**Task to complete**
In the listing that follows, count every line with the word "Правительства" in it and write only the total.

**Material provided**
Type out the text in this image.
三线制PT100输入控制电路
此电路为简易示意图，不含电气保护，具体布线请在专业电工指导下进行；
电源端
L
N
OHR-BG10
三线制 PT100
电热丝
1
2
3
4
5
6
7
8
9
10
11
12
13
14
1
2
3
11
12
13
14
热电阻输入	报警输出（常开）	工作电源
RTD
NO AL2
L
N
* * *
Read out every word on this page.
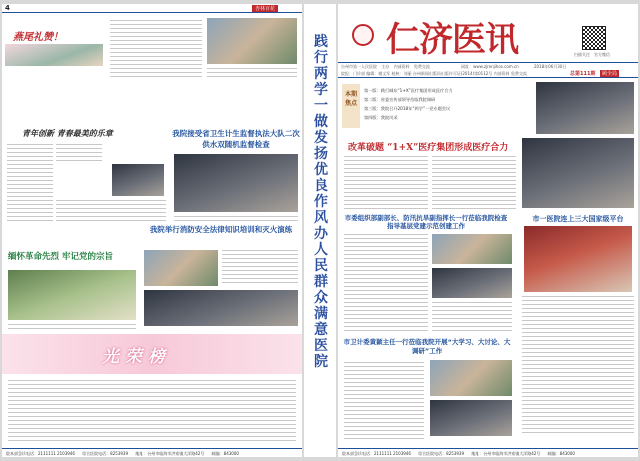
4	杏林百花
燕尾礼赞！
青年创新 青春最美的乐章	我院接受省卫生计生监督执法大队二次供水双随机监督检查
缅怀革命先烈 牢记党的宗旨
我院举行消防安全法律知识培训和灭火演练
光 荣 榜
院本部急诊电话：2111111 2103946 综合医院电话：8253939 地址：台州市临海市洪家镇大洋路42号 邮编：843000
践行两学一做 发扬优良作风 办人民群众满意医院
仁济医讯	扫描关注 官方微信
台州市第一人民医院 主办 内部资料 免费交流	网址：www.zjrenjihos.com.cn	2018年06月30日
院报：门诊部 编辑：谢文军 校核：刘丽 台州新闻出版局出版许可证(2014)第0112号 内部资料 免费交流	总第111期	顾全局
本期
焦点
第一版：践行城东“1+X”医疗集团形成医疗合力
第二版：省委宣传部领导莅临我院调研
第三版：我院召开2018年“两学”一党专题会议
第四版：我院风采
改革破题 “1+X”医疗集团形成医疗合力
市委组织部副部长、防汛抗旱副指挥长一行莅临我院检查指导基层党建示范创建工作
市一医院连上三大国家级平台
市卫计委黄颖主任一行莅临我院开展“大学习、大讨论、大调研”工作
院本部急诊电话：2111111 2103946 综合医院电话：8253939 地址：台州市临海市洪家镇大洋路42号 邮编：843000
==
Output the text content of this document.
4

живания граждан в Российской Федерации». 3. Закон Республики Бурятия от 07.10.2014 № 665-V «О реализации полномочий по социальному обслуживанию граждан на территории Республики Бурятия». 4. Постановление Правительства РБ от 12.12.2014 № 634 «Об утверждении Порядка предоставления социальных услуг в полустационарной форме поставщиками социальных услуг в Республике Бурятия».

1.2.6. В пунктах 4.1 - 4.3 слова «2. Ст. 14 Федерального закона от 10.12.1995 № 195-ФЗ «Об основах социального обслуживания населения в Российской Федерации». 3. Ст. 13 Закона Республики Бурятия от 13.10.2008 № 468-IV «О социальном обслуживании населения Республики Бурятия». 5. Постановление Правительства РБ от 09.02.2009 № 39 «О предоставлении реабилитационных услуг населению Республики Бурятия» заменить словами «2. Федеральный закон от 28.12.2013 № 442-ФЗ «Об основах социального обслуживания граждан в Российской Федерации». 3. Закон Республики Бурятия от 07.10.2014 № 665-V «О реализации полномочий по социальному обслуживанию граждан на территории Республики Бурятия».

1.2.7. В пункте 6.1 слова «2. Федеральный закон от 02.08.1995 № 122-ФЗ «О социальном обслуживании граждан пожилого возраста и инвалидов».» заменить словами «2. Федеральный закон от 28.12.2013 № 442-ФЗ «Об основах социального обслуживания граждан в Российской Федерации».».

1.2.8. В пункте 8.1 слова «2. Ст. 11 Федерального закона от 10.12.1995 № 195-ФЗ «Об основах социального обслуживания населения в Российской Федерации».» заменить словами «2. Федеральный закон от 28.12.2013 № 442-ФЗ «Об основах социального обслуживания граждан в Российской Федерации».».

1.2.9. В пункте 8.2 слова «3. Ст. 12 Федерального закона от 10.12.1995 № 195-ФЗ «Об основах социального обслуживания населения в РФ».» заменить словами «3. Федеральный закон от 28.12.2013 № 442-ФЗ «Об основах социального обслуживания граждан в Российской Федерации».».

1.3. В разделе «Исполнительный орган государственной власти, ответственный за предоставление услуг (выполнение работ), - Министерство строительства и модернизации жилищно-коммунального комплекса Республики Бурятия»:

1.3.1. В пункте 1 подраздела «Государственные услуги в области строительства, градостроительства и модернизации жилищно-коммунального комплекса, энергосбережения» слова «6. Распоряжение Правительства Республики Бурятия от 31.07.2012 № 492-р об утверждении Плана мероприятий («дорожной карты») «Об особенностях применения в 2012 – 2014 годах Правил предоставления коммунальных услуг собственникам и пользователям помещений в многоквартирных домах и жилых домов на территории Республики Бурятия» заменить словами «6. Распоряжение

**Completed task**
3